**Task to complete:** Output nothing but the number of lines that include the word "text".

**Dataset records:**
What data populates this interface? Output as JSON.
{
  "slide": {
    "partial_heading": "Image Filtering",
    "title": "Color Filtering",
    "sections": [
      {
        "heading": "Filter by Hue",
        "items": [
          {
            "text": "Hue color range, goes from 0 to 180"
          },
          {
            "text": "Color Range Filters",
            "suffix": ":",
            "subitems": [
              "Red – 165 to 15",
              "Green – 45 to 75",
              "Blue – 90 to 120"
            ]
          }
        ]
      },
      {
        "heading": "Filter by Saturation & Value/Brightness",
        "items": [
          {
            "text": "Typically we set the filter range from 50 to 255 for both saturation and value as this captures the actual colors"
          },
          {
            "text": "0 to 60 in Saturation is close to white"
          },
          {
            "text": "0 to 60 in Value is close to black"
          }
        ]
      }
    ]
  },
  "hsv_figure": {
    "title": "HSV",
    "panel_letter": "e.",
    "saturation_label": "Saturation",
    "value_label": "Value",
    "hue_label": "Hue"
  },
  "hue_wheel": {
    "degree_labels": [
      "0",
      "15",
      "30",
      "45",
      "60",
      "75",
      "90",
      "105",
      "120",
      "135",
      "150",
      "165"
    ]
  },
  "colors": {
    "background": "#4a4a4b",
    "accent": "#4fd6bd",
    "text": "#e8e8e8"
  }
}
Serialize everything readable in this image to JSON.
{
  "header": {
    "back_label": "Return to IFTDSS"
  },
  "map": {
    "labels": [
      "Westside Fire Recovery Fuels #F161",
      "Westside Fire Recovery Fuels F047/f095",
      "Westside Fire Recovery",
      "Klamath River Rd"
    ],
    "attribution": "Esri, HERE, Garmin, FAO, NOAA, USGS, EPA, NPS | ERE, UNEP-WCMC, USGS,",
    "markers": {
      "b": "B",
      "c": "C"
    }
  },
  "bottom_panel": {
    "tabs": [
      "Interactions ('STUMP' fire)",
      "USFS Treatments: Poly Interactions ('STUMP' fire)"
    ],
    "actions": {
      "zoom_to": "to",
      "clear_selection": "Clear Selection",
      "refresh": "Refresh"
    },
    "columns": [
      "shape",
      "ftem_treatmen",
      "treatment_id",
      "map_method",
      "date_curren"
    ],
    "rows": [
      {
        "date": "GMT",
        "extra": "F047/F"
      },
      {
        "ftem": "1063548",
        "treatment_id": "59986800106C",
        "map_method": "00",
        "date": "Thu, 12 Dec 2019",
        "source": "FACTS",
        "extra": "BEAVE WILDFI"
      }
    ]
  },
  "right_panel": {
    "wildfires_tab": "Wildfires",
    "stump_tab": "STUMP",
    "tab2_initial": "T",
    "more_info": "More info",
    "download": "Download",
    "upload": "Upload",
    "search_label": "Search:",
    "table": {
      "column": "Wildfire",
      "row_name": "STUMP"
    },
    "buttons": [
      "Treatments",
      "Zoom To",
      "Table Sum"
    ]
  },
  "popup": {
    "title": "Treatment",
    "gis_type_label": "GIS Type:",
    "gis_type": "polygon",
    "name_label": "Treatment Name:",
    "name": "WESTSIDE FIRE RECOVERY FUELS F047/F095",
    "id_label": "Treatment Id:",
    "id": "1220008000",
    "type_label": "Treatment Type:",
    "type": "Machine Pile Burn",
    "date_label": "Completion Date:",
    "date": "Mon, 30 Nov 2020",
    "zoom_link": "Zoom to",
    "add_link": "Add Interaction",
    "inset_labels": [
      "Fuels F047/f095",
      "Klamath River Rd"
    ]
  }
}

**Expected answer:** 6